### [PROBLEM STATEMENT]
Turn the entries below into a numbered list, starting at the first line and stopping after the line that contains "bar-inner-edge bbox=[1092, 277, 1099, 822]". Leave out any blank lines and include nothing past that line.

### [PROVIDED RECORDS]
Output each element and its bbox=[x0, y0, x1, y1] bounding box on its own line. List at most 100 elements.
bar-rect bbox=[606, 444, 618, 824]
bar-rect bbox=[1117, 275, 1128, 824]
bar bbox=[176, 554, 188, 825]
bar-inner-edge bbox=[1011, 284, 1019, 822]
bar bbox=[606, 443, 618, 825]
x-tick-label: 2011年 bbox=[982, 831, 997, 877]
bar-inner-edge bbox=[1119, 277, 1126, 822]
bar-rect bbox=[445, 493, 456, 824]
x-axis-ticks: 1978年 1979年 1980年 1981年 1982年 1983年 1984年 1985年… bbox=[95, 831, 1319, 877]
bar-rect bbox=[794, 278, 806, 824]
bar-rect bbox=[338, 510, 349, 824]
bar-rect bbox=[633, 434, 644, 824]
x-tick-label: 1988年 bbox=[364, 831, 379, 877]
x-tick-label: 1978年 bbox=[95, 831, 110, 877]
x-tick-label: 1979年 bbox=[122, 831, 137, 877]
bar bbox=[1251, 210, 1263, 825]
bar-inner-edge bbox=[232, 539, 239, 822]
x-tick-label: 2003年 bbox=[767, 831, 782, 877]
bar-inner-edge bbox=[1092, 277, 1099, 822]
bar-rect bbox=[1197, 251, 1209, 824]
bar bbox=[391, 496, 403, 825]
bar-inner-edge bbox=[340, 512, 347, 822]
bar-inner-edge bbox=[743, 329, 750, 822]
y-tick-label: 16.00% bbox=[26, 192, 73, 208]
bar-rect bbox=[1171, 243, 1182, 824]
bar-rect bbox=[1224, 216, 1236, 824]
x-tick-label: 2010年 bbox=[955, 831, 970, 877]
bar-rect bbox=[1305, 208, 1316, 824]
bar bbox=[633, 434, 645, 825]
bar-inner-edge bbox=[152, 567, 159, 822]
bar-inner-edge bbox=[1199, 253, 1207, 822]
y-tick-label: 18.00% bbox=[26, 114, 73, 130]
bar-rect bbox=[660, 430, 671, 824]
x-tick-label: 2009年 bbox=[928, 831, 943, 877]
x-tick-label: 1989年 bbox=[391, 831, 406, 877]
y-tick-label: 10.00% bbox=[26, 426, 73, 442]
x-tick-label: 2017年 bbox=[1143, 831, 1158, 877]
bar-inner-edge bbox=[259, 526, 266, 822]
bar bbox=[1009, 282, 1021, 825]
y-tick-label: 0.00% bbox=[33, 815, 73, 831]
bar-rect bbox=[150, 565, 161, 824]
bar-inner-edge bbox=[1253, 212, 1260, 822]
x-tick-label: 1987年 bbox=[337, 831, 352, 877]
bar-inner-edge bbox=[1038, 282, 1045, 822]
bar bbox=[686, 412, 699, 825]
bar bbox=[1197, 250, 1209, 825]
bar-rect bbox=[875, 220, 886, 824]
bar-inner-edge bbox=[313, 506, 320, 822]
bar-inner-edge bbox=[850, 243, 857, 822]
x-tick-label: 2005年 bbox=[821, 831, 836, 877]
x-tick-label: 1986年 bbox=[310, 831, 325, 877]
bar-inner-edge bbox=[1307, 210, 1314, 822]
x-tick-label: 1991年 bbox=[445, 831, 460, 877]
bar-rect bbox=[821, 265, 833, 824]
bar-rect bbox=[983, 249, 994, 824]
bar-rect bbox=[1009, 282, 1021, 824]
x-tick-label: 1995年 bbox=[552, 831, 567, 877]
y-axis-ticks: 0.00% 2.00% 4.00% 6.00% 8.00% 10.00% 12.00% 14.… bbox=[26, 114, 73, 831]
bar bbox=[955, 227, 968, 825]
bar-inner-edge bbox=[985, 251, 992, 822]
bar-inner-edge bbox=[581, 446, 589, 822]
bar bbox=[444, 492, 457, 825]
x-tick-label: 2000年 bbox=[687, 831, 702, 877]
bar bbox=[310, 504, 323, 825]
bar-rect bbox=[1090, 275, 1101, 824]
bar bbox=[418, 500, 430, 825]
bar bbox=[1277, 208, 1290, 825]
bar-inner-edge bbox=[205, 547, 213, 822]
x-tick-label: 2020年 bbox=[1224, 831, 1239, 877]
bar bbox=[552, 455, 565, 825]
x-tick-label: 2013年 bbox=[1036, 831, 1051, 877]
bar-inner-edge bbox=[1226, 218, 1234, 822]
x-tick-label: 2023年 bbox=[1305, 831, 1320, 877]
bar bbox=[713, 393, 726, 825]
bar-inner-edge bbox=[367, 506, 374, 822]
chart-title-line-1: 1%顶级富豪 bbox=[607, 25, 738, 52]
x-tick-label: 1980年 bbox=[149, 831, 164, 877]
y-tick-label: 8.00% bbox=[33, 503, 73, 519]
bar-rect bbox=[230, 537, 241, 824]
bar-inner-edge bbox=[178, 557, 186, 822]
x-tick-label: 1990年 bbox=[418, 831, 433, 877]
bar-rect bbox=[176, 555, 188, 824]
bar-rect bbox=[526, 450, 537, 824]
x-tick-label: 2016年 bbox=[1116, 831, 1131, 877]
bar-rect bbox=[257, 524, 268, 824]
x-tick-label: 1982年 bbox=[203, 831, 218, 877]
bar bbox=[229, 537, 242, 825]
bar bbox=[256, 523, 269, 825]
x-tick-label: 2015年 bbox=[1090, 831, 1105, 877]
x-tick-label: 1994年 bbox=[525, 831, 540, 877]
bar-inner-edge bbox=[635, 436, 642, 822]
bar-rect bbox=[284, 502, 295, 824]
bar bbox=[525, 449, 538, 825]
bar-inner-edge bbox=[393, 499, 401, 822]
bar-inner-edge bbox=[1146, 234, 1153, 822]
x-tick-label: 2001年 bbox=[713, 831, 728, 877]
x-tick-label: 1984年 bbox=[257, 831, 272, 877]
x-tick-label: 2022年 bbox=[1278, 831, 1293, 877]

### [FULL RESPONSE]
1. Output each element and its bbox=[x0, y0, x1, y1] bounding box on its own line. List at most 100 elements.
2. bar-rect bbox=[606, 444, 618, 824]
3. bar-rect bbox=[1117, 275, 1128, 824]
4. bar bbox=[176, 554, 188, 825]
5. bar-inner-edge bbox=[1011, 284, 1019, 822]
6. bar bbox=[606, 443, 618, 825]
7. x-tick-label: 2011年 bbox=[982, 831, 997, 877]
8. bar-inner-edge bbox=[1119, 277, 1126, 822]
9. bar-rect bbox=[445, 493, 456, 824]
10. x-axis-ticks: 1978年 1979年 1980年 1981年 1982年 1983年 1984年 1985年… bbox=[95, 831, 1319, 877]
11. bar-rect bbox=[794, 278, 806, 824]
12. bar-rect bbox=[338, 510, 349, 824]
13. bar-rect bbox=[633, 434, 644, 824]
14. x-tick-label: 1988年 bbox=[364, 831, 379, 877]
15. x-tick-label: 1978年 bbox=[95, 831, 110, 877]
16. x-tick-label: 1979年 bbox=[122, 831, 137, 877]
17. bar bbox=[1251, 210, 1263, 825]
18. bar-inner-edge bbox=[232, 539, 239, 822]
19. x-tick-label: 2003年 bbox=[767, 831, 782, 877]
20. bar-inner-edge bbox=[1092, 277, 1099, 822]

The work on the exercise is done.